Work to complete —
Send each entry back exactly as given, pictures excluded.

Data supplied —
"""
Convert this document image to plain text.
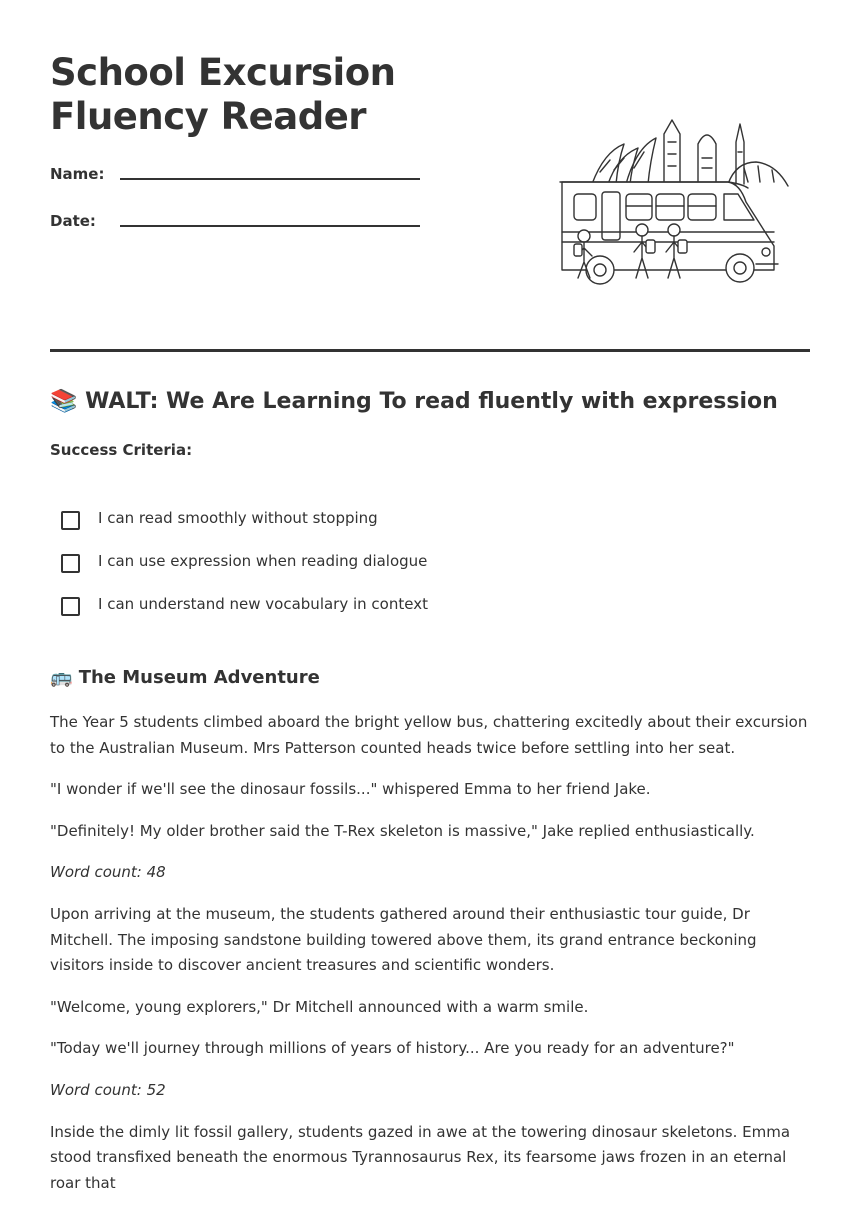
School Excursion
Fluency Reader
Name:
Date:
📚 WALT: We Are Learning To read fluently with expression
Success Criteria:
I can read smoothly without stopping
I can use expression when reading dialogue
I can understand new vocabulary in context
🚌 The Museum Adventure

The Year 5 students climbed aboard the bright yellow bus, chattering excitedly about their excursion to the Australian Museum. Mrs Patterson counted heads twice before settling into her seat.

"I wonder if we'll see the dinosaur fossils..." whispered Emma to her friend Jake.

"Definitely! My older brother said the T-Rex skeleton is massive," Jake replied enthusiastically.

Word count: 48

Upon arriving at the museum, the students gathered around their enthusiastic tour guide, Dr Mitchell. The imposing sandstone building towered above them, its grand entrance beckoning visitors inside to discover ancient treasures and scientific wonders.

"Welcome, young explorers," Dr Mitchell announced with a warm smile.

"Today we'll journey through millions of years of history... Are you ready for an adventure?"

Word count: 52

Inside the dimly lit fossil gallery, students gazed in awe at the towering dinosaur skeletons. Emma stood transfixed beneath the enormous Tyrannosaurus Rex, its fearsome jaws frozen in an eternal roar that
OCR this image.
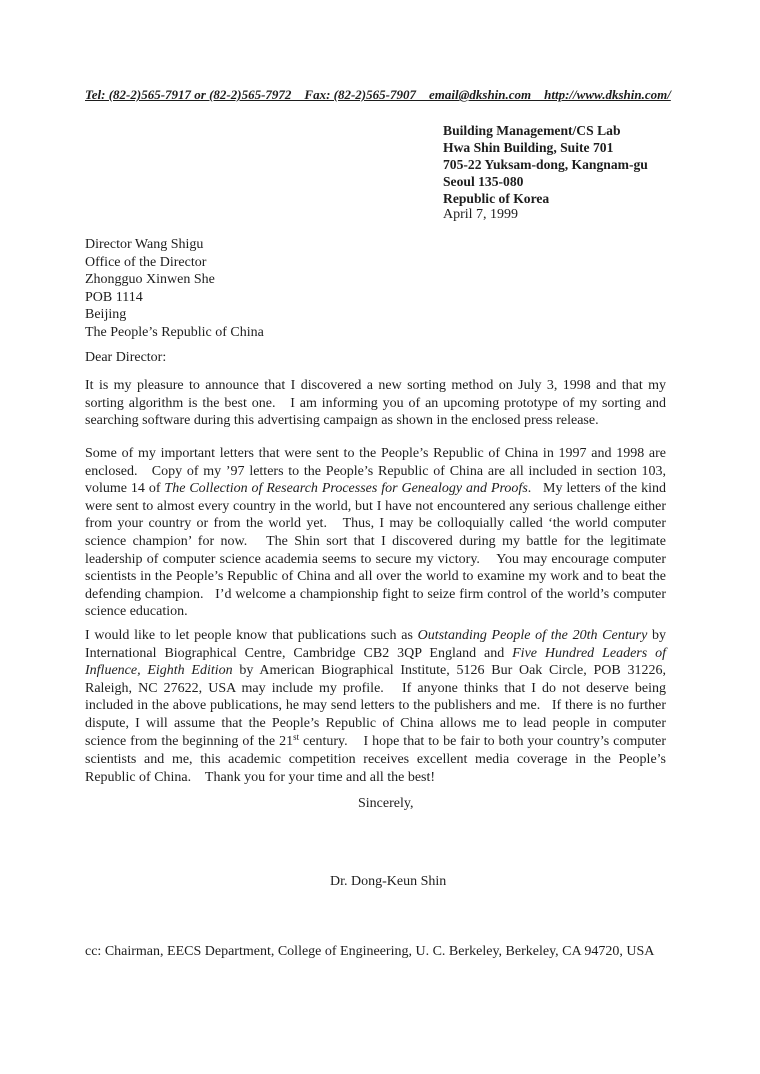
Tel: (82-2)565-7917 or (82-2)565-7972    Fax: (82-2)565-7907    email@dkshin.com    http://www.dkshin.com/
Building Management/CS Lab
Hwa Shin Building, Suite 701
705-22 Yuksam-dong, Kangnam-gu
Seoul 135-080
Republic of Korea
April 7, 1999
Director Wang Shigu
Office of the Director
Zhongguo Xinwen She
POB 1114
Beijing
The People’s Republic of China
Dear Director:
It is my pleasure to announce that I discovered a new sorting method on July 3, 1998 and that my sorting algorithm is the best one.   I am informing you of an upcoming prototype of my sorting and searching software during this advertising campaign as shown in the enclosed press release.
Some of my important letters that were sent to the People’s Republic of China in 1997 and 1998 are enclosed.   Copy of my ’97 letters to the People’s Republic of China are all included in section 103, volume 14 of The Collection of Research Processes for Genealogy and Proofs.   My letters of the kind were sent to almost every country in the world, but I have not encountered any serious challenge either from your country or from the world yet.   Thus, I may be colloquially called ‘the world computer science champion’ for now.   The Shin sort that I discovered during my battle for the legitimate leadership of computer science academia seems to secure my victory.    You may encourage computer scientists in the People’s Republic of China and all over the world to examine my work and to beat the defending champion.   I’d welcome a championship fight to seize firm control of the world’s computer science education.
I would like to let people know that publications such as Outstanding People of the 20th Century by International Biographical Centre, Cambridge CB2 3QP England and Five Hundred Leaders of Influence, Eighth Edition by American Biographical Institute, 5126 Bur Oak Circle, POB 31226, Raleigh, NC 27622, USA may include my profile.   If anyone thinks that I do not deserve being included in the above publications, he may send letters to the publishers and me.   If there is no further dispute, I will assume that the People’s Republic of China allows me to lead people in computer science from the beginning of the 21st century.    I hope that to be fair to both your country’s computer scientists and me, this academic competition receives excellent media coverage in the People’s Republic of China.    Thank you for your time and all the best!
Sincerely,
Dr. Dong-Keun Shin
cc: Chairman, EECS Department, College of Engineering, U. C. Berkeley, Berkeley, CA 94720, USA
"""
Result —
Convert this document image to plain text.
School Excursion
Fluency Reader
Name:
Date:
📚 WALT: We Are Learning To read fluently with expression
Success Criteria:
I can read smoothly without stopping
I can use expression when reading dialogue
I can understand new vocabulary in context
🚌 The Museum Adventure

The Year 5 students climbed aboard the bright yellow bus, chattering excitedly about their excursion to the Australian Museum. Mrs Patterson counted heads twice before settling into her seat.

"I wonder if we'll see the dinosaur fossils..." whispered Emma to her friend Jake.

"Definitely! My older brother said the T-Rex skeleton is massive," Jake replied enthusiastically.

Word count: 48

Upon arriving at the museum, the students gathered around their enthusiastic tour guide, Dr Mitchell. The imposing sandstone building towered above them, its grand entrance beckoning visitors inside to discover ancient treasures and scientific wonders.

"Welcome, young explorers," Dr Mitchell announced with a warm smile.

"Today we'll journey through millions of years of history... Are you ready for an adventure?"

Word count: 52

Inside the dimly lit fossil gallery, students gazed in awe at the towering dinosaur skeletons. Emma stood transfixed beneath the enormous Tyrannosaurus Rex, its fearsome jaws frozen in an eternal roar that
OCR this image.
Tel: (82-2)565-7917 or (82-2)565-7972    Fax: (82-2)565-7907    email@dkshin.com    http://www.dkshin.com/
Building Management/CS Lab
Hwa Shin Building, Suite 701
705-22 Yuksam-dong, Kangnam-gu
Seoul 135-080
Republic of Korea
April 7, 1999
Director Wang Shigu
Office of the Director
Zhongguo Xinwen She
POB 1114
Beijing
The People’s Republic of China
Dear Director:
It is my pleasure to announce that I discovered a new sorting method on July 3, 1998 and that my sorting algorithm is the best one.   I am informing you of an upcoming prototype of my sorting and searching software during this advertising campaign as shown in the enclosed press release.
Some of my important letters that were sent to the People’s Republic of China in 1997 and 1998 are enclosed.   Copy of my ’97 letters to the People’s Republic of China are all included in section 103, volume 14 of The Collection of Research Processes for Genealogy and Proofs.   My letters of the kind were sent to almost every country in the world, but I have not encountered any serious challenge either from your country or from the world yet.   Thus, I may be colloquially called ‘the world computer science champion’ for now.   The Shin sort that I discovered during my battle for the legitimate leadership of computer science academia seems to secure my victory.    You may encourage computer scientists in the People’s Republic of China and all over the world to examine my work and to beat the defending champion.   I’d welcome a championship fight to seize firm control of the world’s computer science education.
I would like to let people know that publications such as Outstanding People of the 20th Century by International Biographical Centre, Cambridge CB2 3QP England and Five Hundred Leaders of Influence, Eighth Edition by American Biographical Institute, 5126 Bur Oak Circle, POB 31226, Raleigh, NC 27622, USA may include my profile.   If anyone thinks that I do not deserve being included in the above publications, he may send letters to the publishers and me.   If there is no further dispute, I will assume that the People’s Republic of China allows me to lead people in computer science from the beginning of the 21st century.    I hope that to be fair to both your country’s computer scientists and me, this academic competition receives excellent media coverage in the People’s Republic of China.    Thank you for your time and all the best!
Sincerely,
Dr. Dong-Keun Shin
cc: Chairman, EECS Department, College of Engineering, U. C. Berkeley, Berkeley, CA 94720, USA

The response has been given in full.